**Data excerpts**.

┄┄┄┄┄┄┄┄┄┄┄┄┄┄┄┄┄┄┄┄

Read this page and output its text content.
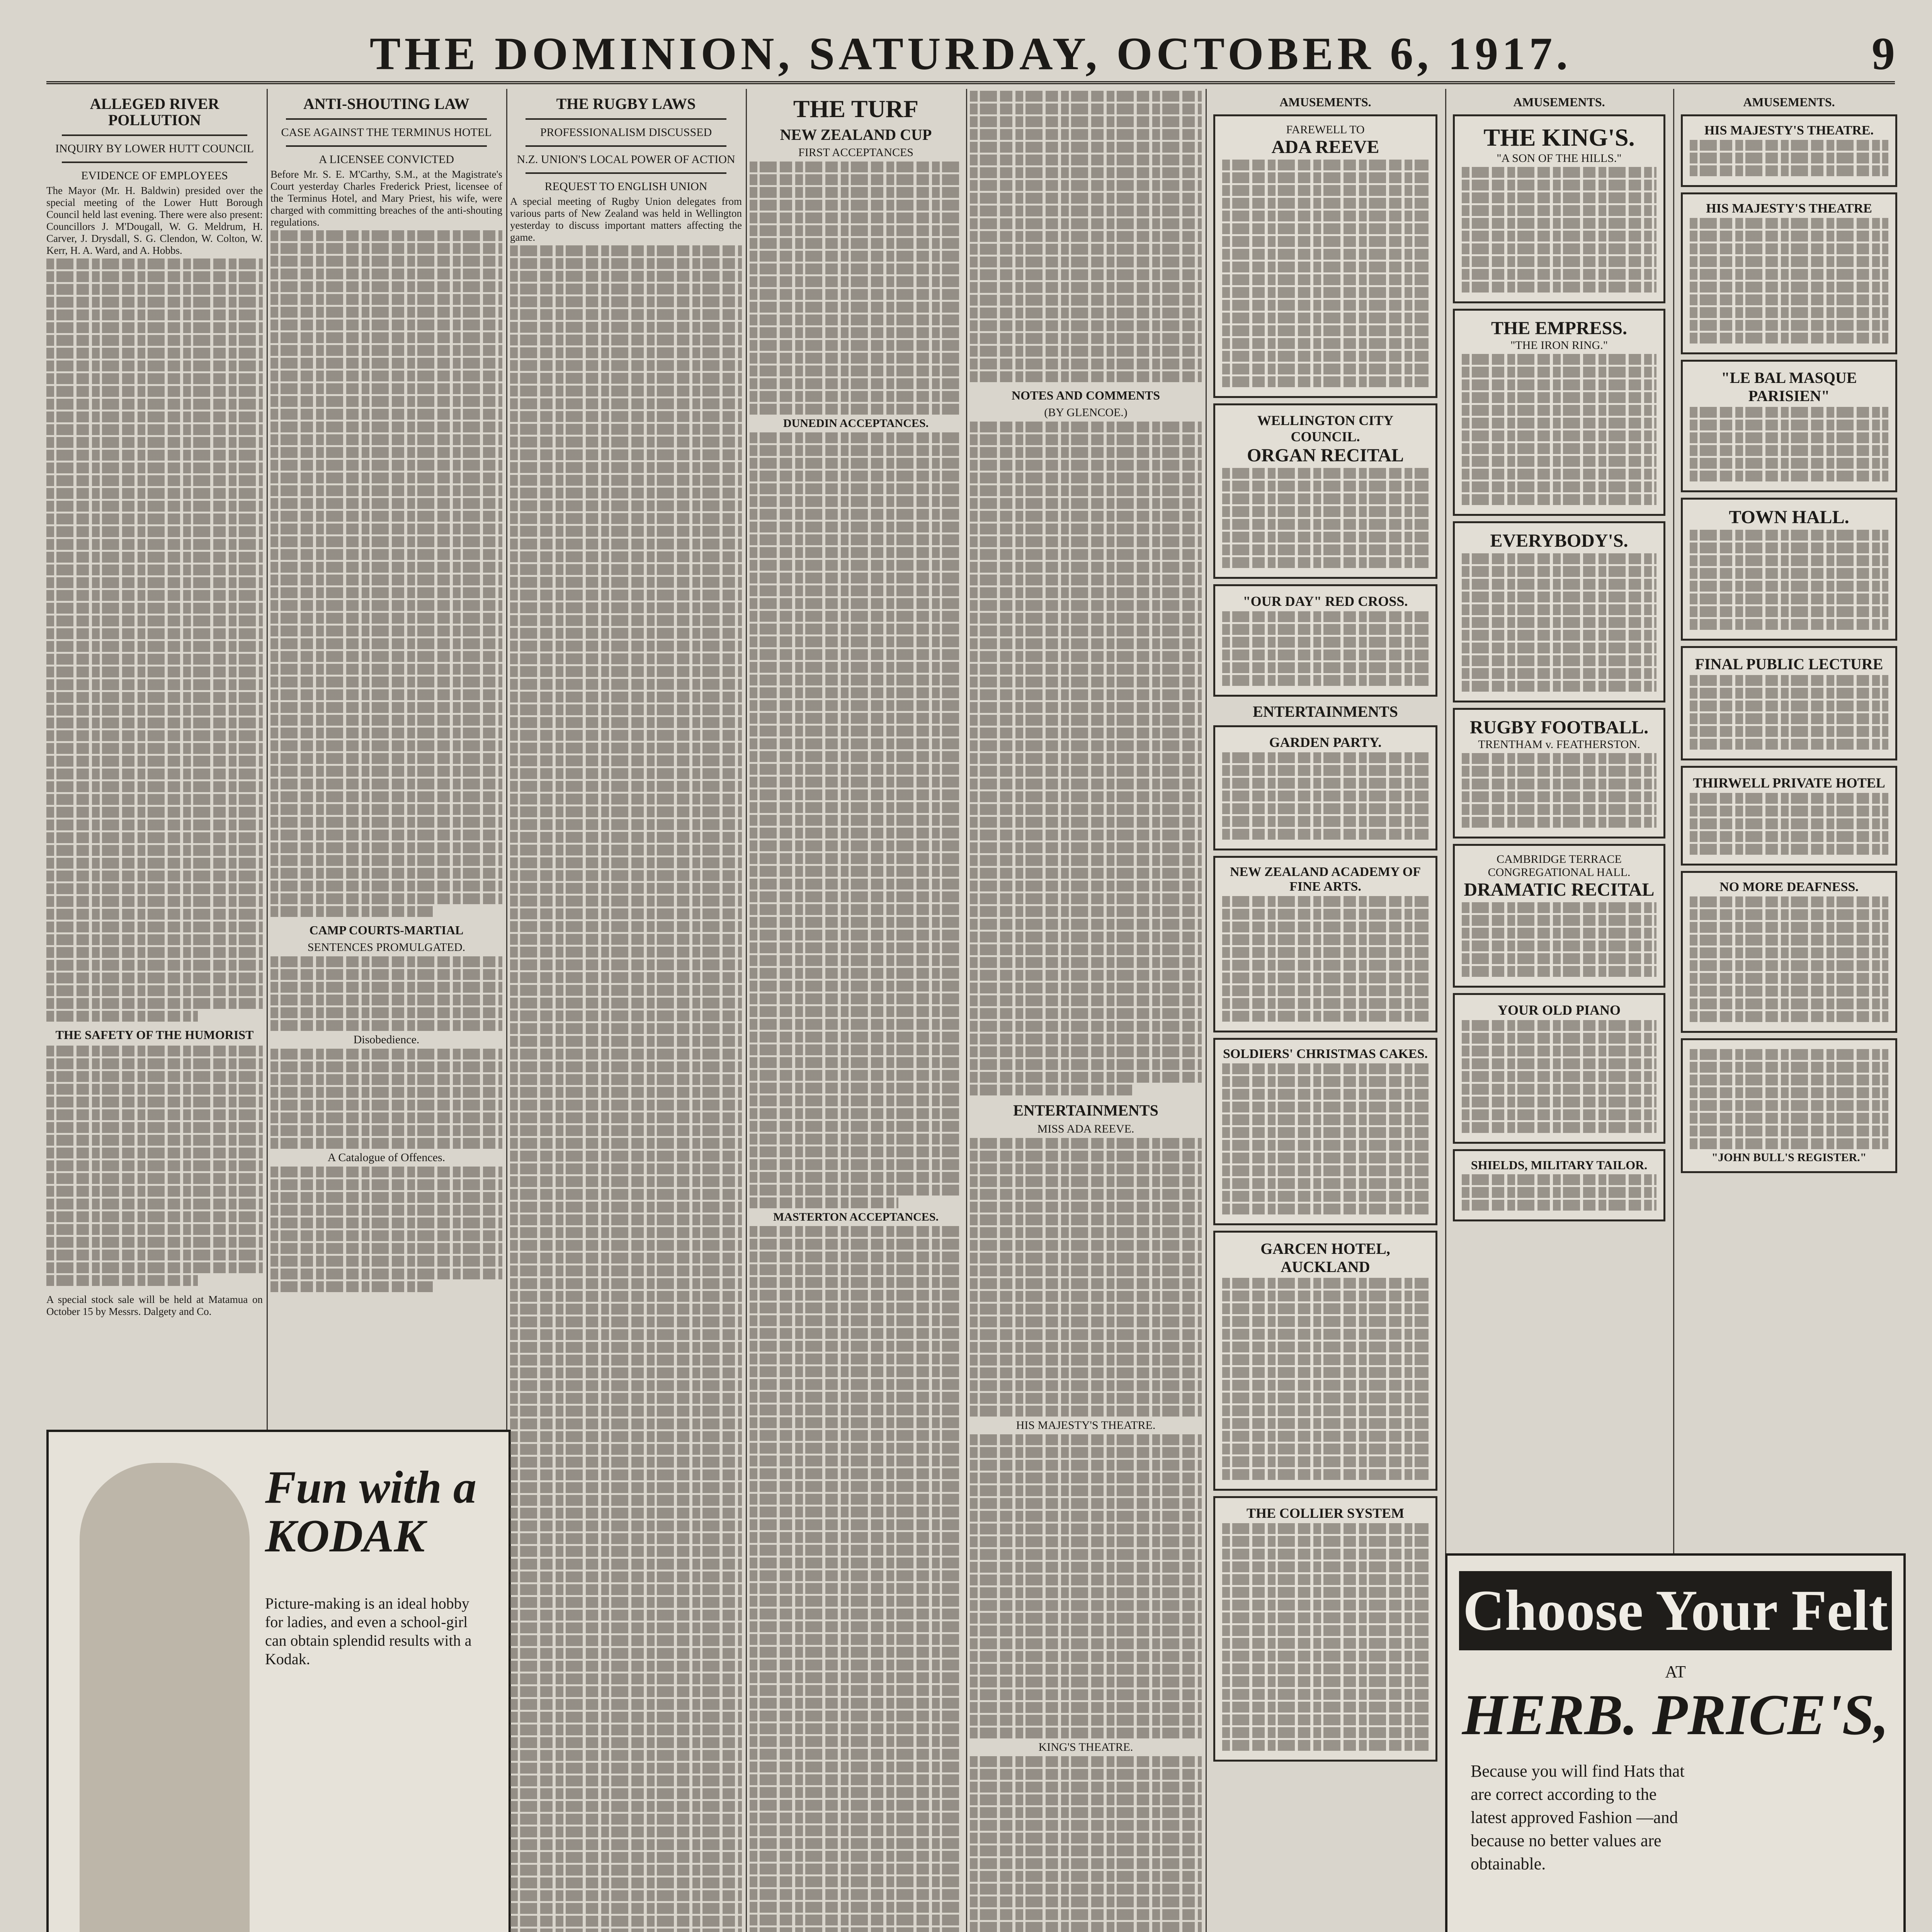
THE DOMINION, SATURDAY, OCTOBER 6, 1917.	9
ALLEGED RIVER POLLUTION
INQUIRY BY LOWER HUTT COUNCIL
EVIDENCE OF EMPLOYEES
The Mayor (Mr. H. Baldwin) presided over the special meeting of the Lower Hutt Borough Council held last evening. There were also present: Councillors J. M'Dougall, W. G. Meldrum, H. Carver, J. Drysdall, S. G. Clendon, W. Colton, W. Kerr, H. A. Ward, and A. Hobbs.
THE SAFETY OF THE HUMORIST
A special stock sale will be held at Matamua on October 15 by Messrs. Dalgety and Co.
ANTI-SHOUTING LAW
CASE AGAINST THE TERMINUS HOTEL
A LICENSEE CONVICTED
Before Mr. S. E. M'Carthy, S.M., at the Magistrate's Court yesterday Charles Frederick Priest, licensee of the Terminus Hotel, and Mary Priest, his wife, were charged with committing breaches of the anti-shouting regulations.
CAMP COURTS-MARTIAL
SENTENCES PROMULGATED.
Disobedience.
A Catalogue of Offences.
Fun with a KODAK
Picture-making is an ideal hobby for ladies, and even a school-girl can obtain splendid results with a Kodak.
THE RUGBY LAWS
PROFESSIONALISM DISCUSSED
N.Z. UNION'S LOCAL POWER OF ACTION
REQUEST TO ENGLISH UNION
A special meeting of Rugby Union delegates from various parts of New Zealand was held in Wellington yesterday to discuss important matters affecting the game.
THE TURF
NEW ZEALAND CUP
FIRST ACCEPTANCES
DUNEDIN ACCEPTANCES.
MASTERTON ACCEPTANCES.
NOTES AND COMMENTS
(BY GLENCOE.)
ENTERTAINMENTS
MISS ADA REEVE.
HIS MAJESTY'S THEATRE.
KING'S THEATRE.
AMUSEMENTS.
FAREWELL TO
ADA REEVE
WELLINGTON CITY COUNCIL.
ORGAN RECITAL
"OUR DAY" RED CROSS.
ENTERTAINMENTS
GARDEN PARTY.
NEW ZEALAND ACADEMY OF FINE ARTS.
SOLDIERS' CHRISTMAS CAKES.
GARCEN HOTEL, AUCKLAND
THE COLLIER SYSTEM
AMUSEMENTS.
THE KING'S.
"A SON OF THE HILLS."
THE EMPRESS.
"THE IRON RING."
EVERYBODY'S.
RUGBY FOOTBALL.
TRENTHAM v. FEATHERSTON.
CAMBRIDGE TERRACE CONGREGATIONAL HALL.
DRAMATIC RECITAL
YOUR OLD PIANO
SHIELDS, MILITARY TAILOR.
AMUSEMENTS.
HIS MAJESTY'S THEATRE.
HIS MAJESTY'S THEATRE
"LE BAL MASQUE PARISIEN"
TOWN HALL.
FINAL PUBLIC LECTURE
THIRWELL PRIVATE HOTEL
NO MORE DEAFNESS.
"JOHN BULL'S REGISTER."
Choose Your Felt
AT
HERB. PRICE'S,
Because you will find Hats that are correct according to the latest approved Fashion —and because no better values are obtainable.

┄┄┄┄┄┄┄┄┄┄┄┄┄┄┄┄┄┄┄┄

**WHAT YOU HAVE TO DO**.
Using the records above, list each line that includes "THEATRE".

**ANSWER TO THIS EXERCISE**.
HIS MAJESTY'S THEATRE.
KING'S THEATRE.
HIS MAJESTY'S THEATRE.
HIS MAJESTY'S THEATRE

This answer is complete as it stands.